──────── Passage provided ────────

Jeffrey Thompson, co-coordinator of the jaguar program at another conservation NGO, Guyra Paraguay, notes the contrast in the cats’ respective conservation status: the jaguar (Panthera onca) is considered critically endangered in Paraguay, while the more populous puma (Puma concolor) is considered a species of least concern.

A juvenile puma photographed on camera trap. Image courtesy of WCS Paraguay.

The northernmost corners of the Gran Chaco, the second-largest forest on the continent, after the Amazon, occupy the northern strip of Indigenous Guaraní land along Paraguay’s border with Bolivia. The area is home to national parks, reserves, public and private natural monuments, and biosphere reserves, all of which form a mosaic of wildlife corridors that help species like pumas and jaguars move around freely.

“Since 2005, Paraguay has been talking about the importance of connectivity corridors, and since 2017, efforts have been strengthened under the belief that wildlife would have a real opportunity for conservation if connectivity were achieved between protected areas and those that the law requires to be conserved within productive environments,” Villalba says.

She adds that efforts are now focused on corridors so that core conservation areas can be connected. “This will help ensure wildlife survival. However, this must be simultaneously supported by greater efforts to reduce conflicts with ranchers,” she says. “We put a lot of effort into these corridors so that core conservation areas can be connected.”

──────── Data section ────────

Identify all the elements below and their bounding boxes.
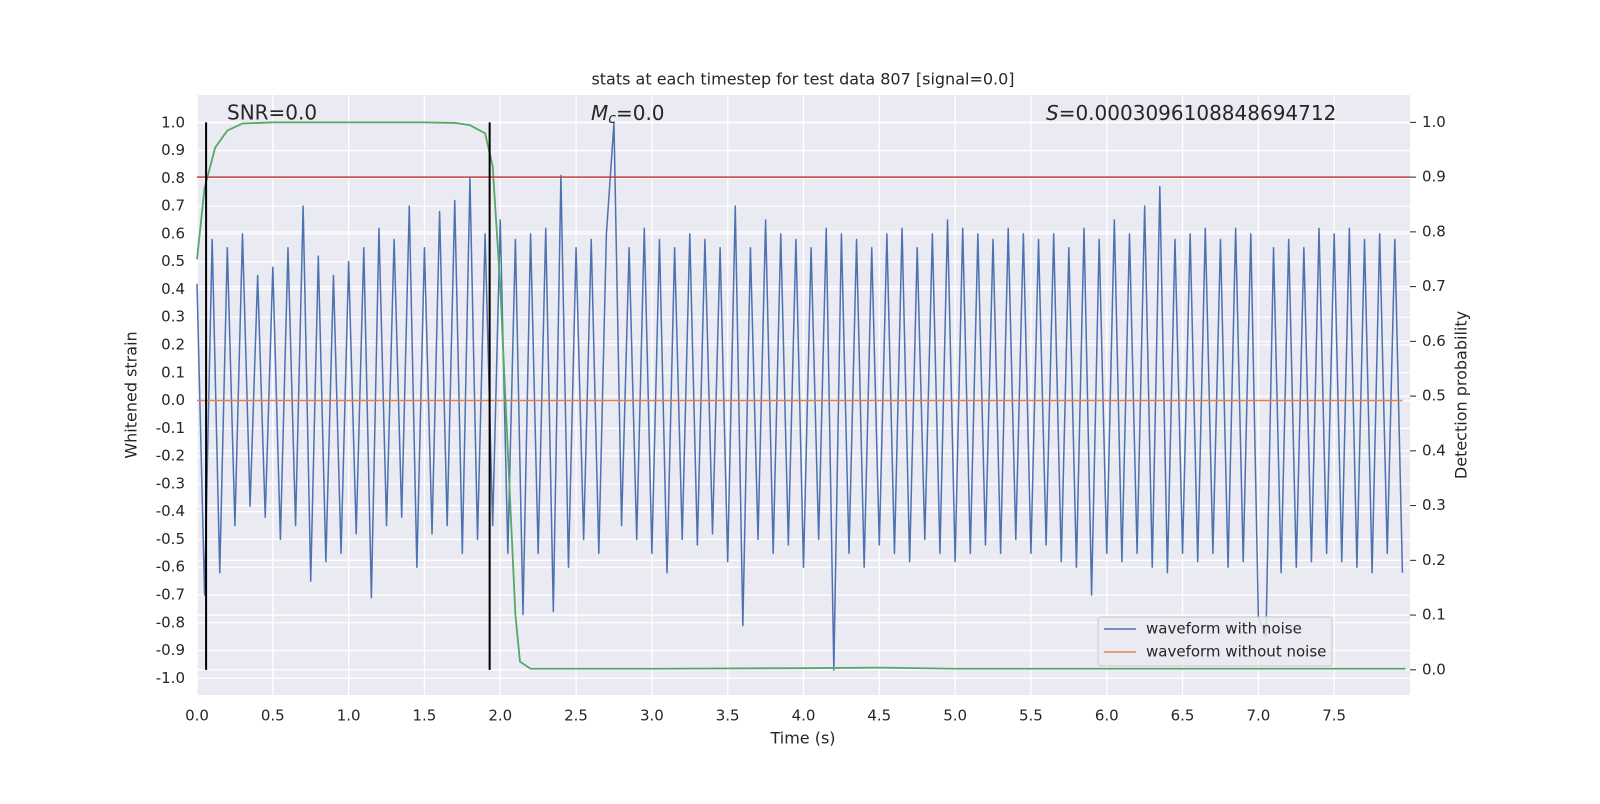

────────

What you should do: Extend the article on pumas and jaguars in Paraguay's Gran Chaco, picking up right after its last sentence. The lines are separate material and have nothing to do with the article on pumas and jaguars in Paraguay.

Answer to this problem:
Defensores del Chaco, essential for corridors

Two such forest corridors — one currently being created, the other just an idea for the near future — have their origin in Defensores del Chaco National Park. If completed, they would piece together a single wide, contiguous corridor connecting other protected areas in Paraguay and a neighboring one in Bolivia.

A puma walks through a clearing in Defensores del Chaco National Park. Image courtesy of WCS Paraguay.

The issue has become a focus for several environmental organizations working in the region, as well as for the Paraguayan government. “Together with the National Forestry Institute, we ensure that any new livestock or agricultural development projects implemented conserve the native forest reserve areas that they must maintain and that they support our corridors,” says Carlos Monges, head of wildlife at Paraguay’s Ministry of the Environment and Sustainable Development.

Villalba explains how this works: “If one neighbor leaves their 25% [of forest] intact, we try to have the next-door neighbor match this, and if they have to reforest, we encourage them to do so in a way that’s consistent with the other neighbor’s reserve. In this way, we are managing to ensure that 30%, and even 40%, of forest cover remains in many properties.”

Defensores del Chaco National Park is the largest protected area in Paraguay: at 720,723 hectares, it’s 60 times the size of the country’s capital, Asunción. It’s bordered to the west by Médanos del Chaco National Park, and the proposed corridor to the northwest would link it with Cerro Cabrera-Timane Nature Reserve. That would then make it contiguous with Kaa-Iya National Park in Bolivia. The other corridor radiating out of Defensores del Chaco would link it with Chovoreca National Park to the northeast.

In this way, an extensive loop would be closed for all the native wildlife in the region; not just jaguars and pumas, but also anteaters (Myrmecophaga tridactyla), jaguarundis (Herpailurus yagouaroundi), southern tiger cats (Leopardus guttulus), tapirs (Tapirus terrestris), various species of armadillos, Chaco chachalacas (Ortalis canicollis), boas (Boa constrictor) and South American rattlesnakes (Crotalus durissus).

Map of protected areas in the Paraguayan Chaco. Defensores del Chaco National Park, in dark green, is the largest of these. Image courtesy of WCS Paraguay.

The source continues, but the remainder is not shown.